» **RECORDS FOR PROCESSING**:
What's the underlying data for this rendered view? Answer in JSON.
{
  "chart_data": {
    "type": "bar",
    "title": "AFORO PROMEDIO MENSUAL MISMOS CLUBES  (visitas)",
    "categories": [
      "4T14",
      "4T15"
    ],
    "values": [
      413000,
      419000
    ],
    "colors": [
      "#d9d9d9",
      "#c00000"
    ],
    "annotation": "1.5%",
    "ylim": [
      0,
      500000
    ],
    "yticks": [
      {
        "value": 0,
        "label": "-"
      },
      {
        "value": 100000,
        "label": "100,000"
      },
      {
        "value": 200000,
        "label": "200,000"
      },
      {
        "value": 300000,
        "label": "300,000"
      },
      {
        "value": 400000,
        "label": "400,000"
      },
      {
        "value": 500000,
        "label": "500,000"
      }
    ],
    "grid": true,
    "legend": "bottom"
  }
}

» **WHAT THE TASK REQUIRES**: Restate every entry word for word.

» **TASK RESPONSE**:
What's the underlying data for this rendered view? Answer in JSON.
{
  "chart_data": {
    "type": "bar",
    "title": "AFORO PROMEDIO MENSUAL MISMOS CLUBES  (visitas)",
    "categories": [
      "4T14",
      "4T15"
    ],
    "values": [
      413000,
      419000
    ],
    "colors": [
      "#d9d9d9",
      "#c00000"
    ],
    "annotation": "1.5%",
    "ylim": [
      0,
      500000
    ],
    "yticks": [
      {
        "value": 0,
        "label": "-"
      },
      {
        "value": 100000,
        "label": "100,000"
      },
      {
        "value": 200000,
        "label": "200,000"
      },
      {
        "value": 300000,
        "label": "300,000"
      },
      {
        "value": 400000,
        "label": "400,000"
      },
      {
        "value": 500000,
        "label": "500,000"
      }
    ],
    "grid": true,
    "legend": "bottom"
  }
}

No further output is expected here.